▶ _EXERCISE_
In your copy, reproduce the entries exactly as they are, minus the images.

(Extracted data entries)
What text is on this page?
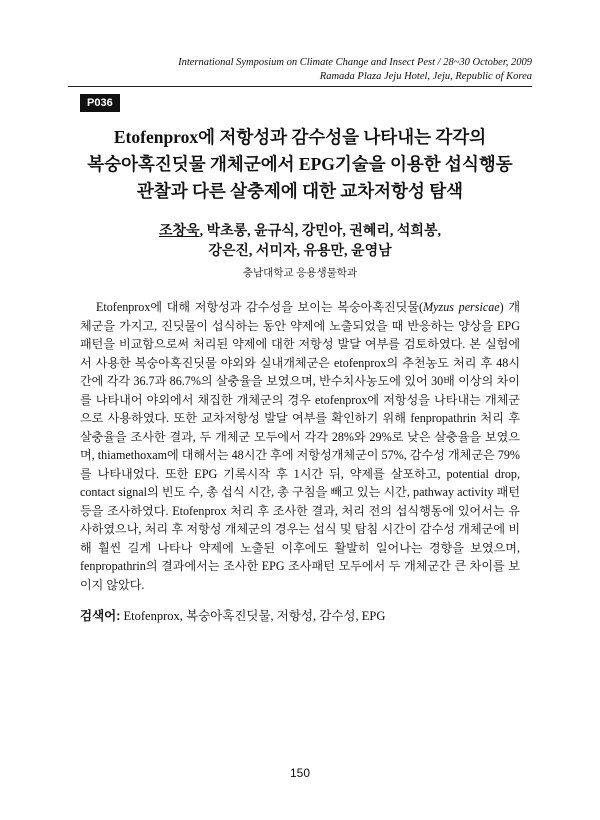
International Symposium on Climate Change and Insect Pest / 28~30 October, 2009
Ramada Plaza Jeju Hotel, Jeju, Republic of Korea
P036
Etofenprox에 저항성과 감수성을 나타내는 각각의
복숭아혹진딧물 개체군에서 EPG기술을 이용한 섭식행동
관찰과 다른 살충제에 대한 교차저항성 탐색
조창욱, 박초롱, 윤규식, 강민아, 권혜리, 석희봉,
강은진, 서미자, 유용만, 윤영남
충남대학교 응용생물학과

Etofenprox에 대해 저항성과 감수성을 보이는 복숭아혹진딧물(Myzus persicae) 개체군을 가지고, 진딧물이 섭식하는 동안 약제에 노출되었을 때 반응하는 양상을 EPG패턴을 비교함으로써 처리된 약제에 대한 저항성 발달 여부를 검토하였다. 본 실험에서 사용한 복숭아혹진딧물 야외와 실내개체군은 etofenprox의 추천농도 처리 후 48시간에 각각 36.7과 86.7%의 살충율을 보였으며, 반수치사농도에 있어 30배 이상의 차이를 나타내어 야외에서 채집한 개체군의 경우 etofenprox에 저항성을 나타내는 개체군으로 사용하였다. 또한 교차저항성 발달 여부를 확인하기 위해 fenpropathrin 처리 후 살충율을 조사한 결과, 두 개체군 모두에서 각각 28%와 29%로 낮은 살충율을 보였으며, thiamethoxam에 대해서는 48시간 후에 저항성개체군이 57%, 감수성 개체군은 79%를 나타내었다. 또한 EPG 기록시작 후 1시간 뒤, 약제를 살포하고, potential drop, contact signal의 빈도 수, 총 섭식 시간, 총 구침을 빼고 있는 시간, pathway activity 패턴 등을 조사하였다. Etofenprox 처리 후 조사한 결과, 처리 전의 섭식행동에 있어서는 유사하였으나, 처리 후 저항성 개체군의 경우는 섭식 및 탐침 시간이 감수성 개체군에 비해 훨씬 길게 나타나 약제에 노출된 이후에도 활발히 일어나는 경향을 보였으며, fenpropathrin의 결과에서는 조사한 EPG 조사패턴 모두에서 두 개체군간 큰 차이를 보이지 않았다.

검색어: Etofenprox, 복숭아혹진딧물, 저항성, 감수성, EPG
150
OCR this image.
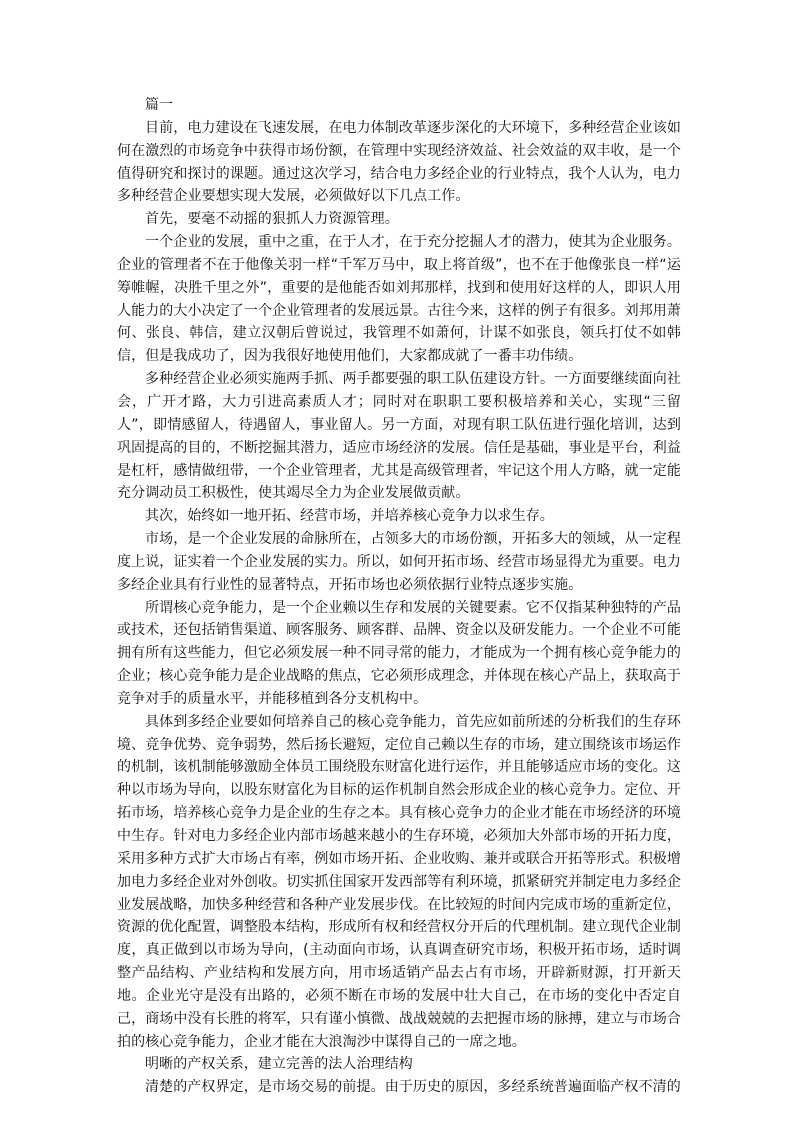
篇一

目前，电力建设在飞速发展，在电力体制改革逐步深化的大环境下，多种经营企业该如何在激烈的市场竞争中获得市场份额，在管理中实现经济效益、社会效益的双丰收，是一个值得研究和探讨的课题。通过这次学习，结合电力多经企业的行业特点，我个人认为，电力多种经营企业要想实现大发展，必须做好以下几点工作。

首先，要毫不动摇的狠抓人力资源管理。

一个企业的发展，重中之重，在于人才，在于充分挖掘人才的潜力，使其为企业服务。企业的管理者不在于他像关羽一样“千军万马中，取上将首级”，也不在于他像张良一样“运筹帷幄，决胜千里之外”，重要的是他能否如刘邦那样，找到和使用好这样的人，即识人用人能力的大小决定了一个企业管理者的发展远景。古往今来，这样的例子有很多。刘邦用萧何、张良、韩信，建立汉朝后曾说过，我管理不如萧何，计谋不如张良，领兵打仗不如韩信，但是我成功了，因为我很好地使用他们，大家都成就了一番丰功伟绩。

多种经营企业必须实施两手抓、两手都要强的职工队伍建设方针。一方面要继续面向社会，广开才路，大力引进高素质人才；同时对在职职工要积极培养和关心，实现“三留人”，即情感留人，待遇留人，事业留人。另一方面，对现有职工队伍进行强化培训，达到巩固提高的目的，不断挖掘其潜力，适应市场经济的发展。信任是基础，事业是平台，利益是杠杆，感情做纽带，一个企业管理者，尤其是高级管理者，牢记这个用人方略，就一定能充分调动员工积极性，使其竭尽全力为企业发展做贡献。

其次，始终如一地开拓、经营市场，并培养核心竞争力以求生存。

市场，是一个企业发展的命脉所在，占领多大的市场份额，开拓多大的领域，从一定程度上说，证实着一个企业发展的实力。所以，如何开拓市场、经营市场显得尤为重要。电力多经企业具有行业性的显著特点，开拓市场也必须依据行业特点逐步实施。

所谓核心竞争能力，是一个企业赖以生存和发展的关键要素。它不仅指某种独特的产品或技术，还包括销售渠道、顾客服务、顾客群、品牌、资金以及研发能力。一个企业不可能拥有所有这些能力，但它必须发展一种不同寻常的能力，才能成为一个拥有核心竞争能力的企业；核心竞争能力是企业战略的焦点，它必须形成理念，并体现在核心产品上，获取高于竞争对手的质量水平，并能移植到各分支机构中。

具体到多经企业要如何培养自己的核心竞争能力，首先应如前所述的分析我们的生存环境、竞争优势、竞争弱势，然后扬长避短，定位自己赖以生存的市场，建立围绕该市场运作的机制，该机制能够激励全体员工围绕股东财富化进行运作，并且能够适应市场的变化。这种以市场为导向，以股东财富化为目标的运作机制自然会形成企业的核心竞争力。定位、开拓市场，培养核心竞争力是企业的生存之本。具有核心竞争力的企业才能在市场经济的环境中生存。针对电力多经企业内部市场越来越小的生存环境，必须加大外部市场的开拓力度，采用多种方式扩大市场占有率，例如市场开拓、企业收购、兼并或联合开拓等形式。积极增加电力多经企业对外创收。切实抓住国家开发西部等有利环境，抓紧研究并制定电力多经企业发展战略，加快多种经营和各种产业发展步伐。在比较短的时间内完成市场的重新定位，资源的优化配置，调整股本结构，形成所有权和经营权分开后的代理机制。建立现代企业制度，真正做到以市场为导向，(主动面向市场，认真调查研究市场，积极开拓市场，适时调整产品结构、产业结构和发展方向，用市场适销产品去占有市场，开辟新财源，打开新天地。企业光守是没有出路的，必须不断在市场的发展中壮大自己，在市场的变化中否定自己，商场中没有长胜的将军，只有谨小慎微、战战兢兢的去把握市场的脉搏，建立与市场合拍的核心竞争能力，企业才能在大浪淘沙中谋得自己的一席之地。

明晰的产权关系，建立完善的法人治理结构

清楚的产权界定，是市场交易的前提。由于历史的原因，多经系统普遍面临产权不清的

▶ _TASK RESULT_
What text is on this page?
International Symposium on Climate Change and Insect Pest / 28~30 October, 2009
Ramada Plaza Jeju Hotel, Jeju, Republic of Korea
P036
Etofenprox에 저항성과 감수성을 나타내는 각각의
복숭아혹진딧물 개체군에서 EPG기술을 이용한 섭식행동
관찰과 다른 살충제에 대한 교차저항성 탐색
조창욱, 박초롱, 윤규식, 강민아, 권혜리, 석희봉,
강은진, 서미자, 유용만, 윤영남
충남대학교 응용생물학과

Etofenprox에 대해 저항성과 감수성을 보이는 복숭아혹진딧물(Myzus persicae) 개체군을 가지고, 진딧물이 섭식하는 동안 약제에 노출되었을 때 반응하는 양상을 EPG패턴을 비교함으로써 처리된 약제에 대한 저항성 발달 여부를 검토하였다. 본 실험에서 사용한 복숭아혹진딧물 야외와 실내개체군은 etofenprox의 추천농도 처리 후 48시간에 각각 36.7과 86.7%의 살충율을 보였으며, 반수치사농도에 있어 30배 이상의 차이를 나타내어 야외에서 채집한 개체군의 경우 etofenprox에 저항성을 나타내는 개체군으로 사용하였다. 또한 교차저항성 발달 여부를 확인하기 위해 fenpropathrin 처리 후 살충율을 조사한 결과, 두 개체군 모두에서 각각 28%와 29%로 낮은 살충율을 보였으며, thiamethoxam에 대해서는 48시간 후에 저항성개체군이 57%, 감수성 개체군은 79%를 나타내었다. 또한 EPG 기록시작 후 1시간 뒤, 약제를 살포하고, potential drop, contact signal의 빈도 수, 총 섭식 시간, 총 구침을 빼고 있는 시간, pathway activity 패턴 등을 조사하였다. Etofenprox 처리 후 조사한 결과, 처리 전의 섭식행동에 있어서는 유사하였으나, 처리 후 저항성 개체군의 경우는 섭식 및 탐침 시간이 감수성 개체군에 비해 훨씬 길게 나타나 약제에 노출된 이후에도 활발히 일어나는 경향을 보였으며, fenpropathrin의 결과에서는 조사한 EPG 조사패턴 모두에서 두 개체군간 큰 차이를 보이지 않았다.

검색어: Etofenprox, 복숭아혹진딧물, 저항성, 감수성, EPG
150
OCR this image.
篇一

目前，电力建设在飞速发展，在电力体制改革逐步深化的大环境下，多种经营企业该如何在激烈的市场竞争中获得市场份额，在管理中实现经济效益、社会效益的双丰收，是一个值得研究和探讨的课题。通过这次学习，结合电力多经企业的行业特点，我个人认为，电力多种经营企业要想实现大发展，必须做好以下几点工作。

首先，要毫不动摇的狠抓人力资源管理。

一个企业的发展，重中之重，在于人才，在于充分挖掘人才的潜力，使其为企业服务。企业的管理者不在于他像关羽一样“千军万马中，取上将首级”，也不在于他像张良一样“运筹帷幄，决胜千里之外”，重要的是他能否如刘邦那样，找到和使用好这样的人，即识人用人能力的大小决定了一个企业管理者的发展远景。古往今来，这样的例子有很多。刘邦用萧何、张良、韩信，建立汉朝后曾说过，我管理不如萧何，计谋不如张良，领兵打仗不如韩信，但是我成功了，因为我很好地使用他们，大家都成就了一番丰功伟绩。

多种经营企业必须实施两手抓、两手都要强的职工队伍建设方针。一方面要继续面向社会，广开才路，大力引进高素质人才；同时对在职职工要积极培养和关心，实现“三留人”，即情感留人，待遇留人，事业留人。另一方面，对现有职工队伍进行强化培训，达到巩固提高的目的，不断挖掘其潜力，适应市场经济的发展。信任是基础，事业是平台，利益是杠杆，感情做纽带，一个企业管理者，尤其是高级管理者，牢记这个用人方略，就一定能充分调动员工积极性，使其竭尽全力为企业发展做贡献。

其次，始终如一地开拓、经营市场，并培养核心竞争力以求生存。

市场，是一个企业发展的命脉所在，占领多大的市场份额，开拓多大的领域，从一定程度上说，证实着一个企业发展的实力。所以，如何开拓市场、经营市场显得尤为重要。电力多经企业具有行业性的显著特点，开拓市场也必须依据行业特点逐步实施。

所谓核心竞争能力，是一个企业赖以生存和发展的关键要素。它不仅指某种独特的产品或技术，还包括销售渠道、顾客服务、顾客群、品牌、资金以及研发能力。一个企业不可能拥有所有这些能力，但它必须发展一种不同寻常的能力，才能成为一个拥有核心竞争能力的企业；核心竞争能力是企业战略的焦点，它必须形成理念，并体现在核心产品上，获取高于竞争对手的质量水平，并能移植到各分支机构中。

具体到多经企业要如何培养自己的核心竞争能力，首先应如前所述的分析我们的生存环境、竞争优势、竞争弱势，然后扬长避短，定位自己赖以生存的市场，建立围绕该市场运作的机制，该机制能够激励全体员工围绕股东财富化进行运作，并且能够适应市场的变化。这种以市场为导向，以股东财富化为目标的运作机制自然会形成企业的核心竞争力。定位、开拓市场，培养核心竞争力是企业的生存之本。具有核心竞争力的企业才能在市场经济的环境中生存。针对电力多经企业内部市场越来越小的生存环境，必须加大外部市场的开拓力度，采用多种方式扩大市场占有率，例如市场开拓、企业收购、兼并或联合开拓等形式。积极增加电力多经企业对外创收。切实抓住国家开发西部等有利环境，抓紧研究并制定电力多经企业发展战略，加快多种经营和各种产业发展步伐。在比较短的时间内完成市场的重新定位，资源的优化配置，调整股本结构，形成所有权和经营权分开后的代理机制。建立现代企业制度，真正做到以市场为导向，(主动面向市场，认真调查研究市场，积极开拓市场，适时调整产品结构、产业结构和发展方向，用市场适销产品去占有市场，开辟新财源，打开新天地。企业光守是没有出路的，必须不断在市场的发展中壮大自己，在市场的变化中否定自己，商场中没有长胜的将军，只有谨小慎微、战战兢兢的去把握市场的脉搏，建立与市场合拍的核心竞争能力，企业才能在大浪淘沙中谋得自己的一席之地。

明晰的产权关系，建立完善的法人治理结构

清楚的产权界定，是市场交易的前提。由于历史的原因，多经系统普遍面临产权不清的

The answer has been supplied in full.